Aim of the task: Pick out all lines of the entries that include the word "посты" and copy them.

-*-*-

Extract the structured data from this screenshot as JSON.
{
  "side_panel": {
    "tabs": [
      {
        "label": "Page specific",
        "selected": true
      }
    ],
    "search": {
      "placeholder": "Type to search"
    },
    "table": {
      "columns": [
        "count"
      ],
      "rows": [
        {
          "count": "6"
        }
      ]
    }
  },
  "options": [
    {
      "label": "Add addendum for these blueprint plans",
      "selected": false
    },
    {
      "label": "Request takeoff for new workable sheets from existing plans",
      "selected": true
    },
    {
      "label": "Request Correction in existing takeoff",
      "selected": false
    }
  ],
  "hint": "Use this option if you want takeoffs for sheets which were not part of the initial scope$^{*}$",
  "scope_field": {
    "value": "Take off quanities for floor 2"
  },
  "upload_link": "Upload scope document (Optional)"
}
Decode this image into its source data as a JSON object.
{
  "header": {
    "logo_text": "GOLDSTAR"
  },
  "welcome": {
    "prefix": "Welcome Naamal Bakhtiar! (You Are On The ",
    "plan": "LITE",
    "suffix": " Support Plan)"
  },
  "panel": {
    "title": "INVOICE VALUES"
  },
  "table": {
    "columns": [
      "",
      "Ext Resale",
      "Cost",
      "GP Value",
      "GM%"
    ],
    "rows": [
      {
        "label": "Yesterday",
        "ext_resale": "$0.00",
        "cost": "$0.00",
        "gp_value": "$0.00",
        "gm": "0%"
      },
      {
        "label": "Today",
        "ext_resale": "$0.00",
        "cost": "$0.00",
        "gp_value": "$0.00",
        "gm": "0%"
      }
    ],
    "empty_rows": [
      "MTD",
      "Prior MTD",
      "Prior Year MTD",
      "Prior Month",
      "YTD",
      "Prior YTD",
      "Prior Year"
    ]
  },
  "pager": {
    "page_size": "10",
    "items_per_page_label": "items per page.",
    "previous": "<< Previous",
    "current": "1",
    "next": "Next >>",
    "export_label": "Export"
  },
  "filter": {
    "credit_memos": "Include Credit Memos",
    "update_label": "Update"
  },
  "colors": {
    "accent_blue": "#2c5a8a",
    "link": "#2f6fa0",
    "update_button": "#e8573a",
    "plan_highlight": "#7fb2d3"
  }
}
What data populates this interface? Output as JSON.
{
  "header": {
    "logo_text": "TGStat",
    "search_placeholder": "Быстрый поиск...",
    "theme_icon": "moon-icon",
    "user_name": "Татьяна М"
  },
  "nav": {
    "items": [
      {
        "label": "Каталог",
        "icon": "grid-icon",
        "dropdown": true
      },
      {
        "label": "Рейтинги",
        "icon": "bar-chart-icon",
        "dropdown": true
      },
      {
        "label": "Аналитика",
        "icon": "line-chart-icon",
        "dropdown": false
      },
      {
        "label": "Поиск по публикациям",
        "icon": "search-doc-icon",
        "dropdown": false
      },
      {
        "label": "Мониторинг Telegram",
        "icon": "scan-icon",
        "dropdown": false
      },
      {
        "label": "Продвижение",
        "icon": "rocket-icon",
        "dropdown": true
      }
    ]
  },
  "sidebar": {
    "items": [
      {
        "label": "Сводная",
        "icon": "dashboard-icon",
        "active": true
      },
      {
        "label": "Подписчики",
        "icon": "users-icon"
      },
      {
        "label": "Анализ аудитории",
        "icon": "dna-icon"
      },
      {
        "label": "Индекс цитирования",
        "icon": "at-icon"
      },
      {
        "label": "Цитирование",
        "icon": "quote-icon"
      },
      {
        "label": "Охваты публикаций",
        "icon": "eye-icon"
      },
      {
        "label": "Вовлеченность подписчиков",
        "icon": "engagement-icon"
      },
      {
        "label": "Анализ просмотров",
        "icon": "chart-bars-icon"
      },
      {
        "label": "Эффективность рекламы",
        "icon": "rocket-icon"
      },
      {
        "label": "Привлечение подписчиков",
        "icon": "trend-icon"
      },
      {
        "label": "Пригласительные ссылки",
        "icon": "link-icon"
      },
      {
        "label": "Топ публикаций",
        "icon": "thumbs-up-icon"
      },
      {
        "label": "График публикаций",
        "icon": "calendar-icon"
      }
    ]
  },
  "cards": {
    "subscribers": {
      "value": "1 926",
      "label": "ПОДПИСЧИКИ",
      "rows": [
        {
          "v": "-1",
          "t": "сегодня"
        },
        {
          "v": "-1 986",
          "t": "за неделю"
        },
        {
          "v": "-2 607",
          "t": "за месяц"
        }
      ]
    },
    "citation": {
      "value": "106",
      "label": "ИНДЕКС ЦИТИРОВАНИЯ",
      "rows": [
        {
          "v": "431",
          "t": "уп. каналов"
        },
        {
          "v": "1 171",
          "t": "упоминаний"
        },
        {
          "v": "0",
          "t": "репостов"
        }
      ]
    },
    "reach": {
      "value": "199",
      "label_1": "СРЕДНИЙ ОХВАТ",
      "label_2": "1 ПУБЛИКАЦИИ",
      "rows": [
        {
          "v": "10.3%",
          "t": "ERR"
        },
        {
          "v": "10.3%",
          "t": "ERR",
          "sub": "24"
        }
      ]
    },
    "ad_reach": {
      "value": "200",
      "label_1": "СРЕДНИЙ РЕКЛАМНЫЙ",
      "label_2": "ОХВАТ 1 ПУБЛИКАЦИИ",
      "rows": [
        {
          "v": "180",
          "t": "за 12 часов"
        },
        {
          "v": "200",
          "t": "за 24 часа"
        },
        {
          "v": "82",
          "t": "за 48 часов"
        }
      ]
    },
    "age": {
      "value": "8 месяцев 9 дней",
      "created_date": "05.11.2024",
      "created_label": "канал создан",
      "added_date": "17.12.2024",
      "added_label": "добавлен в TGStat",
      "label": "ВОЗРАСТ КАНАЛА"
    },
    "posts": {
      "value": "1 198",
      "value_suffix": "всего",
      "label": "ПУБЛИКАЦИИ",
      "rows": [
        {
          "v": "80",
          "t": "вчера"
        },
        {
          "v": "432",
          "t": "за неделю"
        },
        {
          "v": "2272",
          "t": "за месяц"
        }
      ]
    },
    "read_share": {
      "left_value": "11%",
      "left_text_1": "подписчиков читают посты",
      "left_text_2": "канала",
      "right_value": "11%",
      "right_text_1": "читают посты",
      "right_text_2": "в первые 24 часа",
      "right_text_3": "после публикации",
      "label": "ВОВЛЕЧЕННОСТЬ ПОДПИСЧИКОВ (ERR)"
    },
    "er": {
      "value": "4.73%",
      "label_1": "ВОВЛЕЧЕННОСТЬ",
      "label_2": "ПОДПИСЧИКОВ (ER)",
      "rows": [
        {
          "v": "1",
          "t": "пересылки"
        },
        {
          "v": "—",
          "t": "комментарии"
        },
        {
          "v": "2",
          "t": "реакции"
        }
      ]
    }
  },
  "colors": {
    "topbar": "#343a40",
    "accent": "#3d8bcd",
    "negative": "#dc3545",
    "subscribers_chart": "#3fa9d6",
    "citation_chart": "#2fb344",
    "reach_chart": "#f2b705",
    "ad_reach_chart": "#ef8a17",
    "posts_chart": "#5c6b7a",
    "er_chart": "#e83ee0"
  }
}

-*-*-

Answer:
      "left_text_1": "подписчиков читают посты",
      "right_text_1": "читают посты",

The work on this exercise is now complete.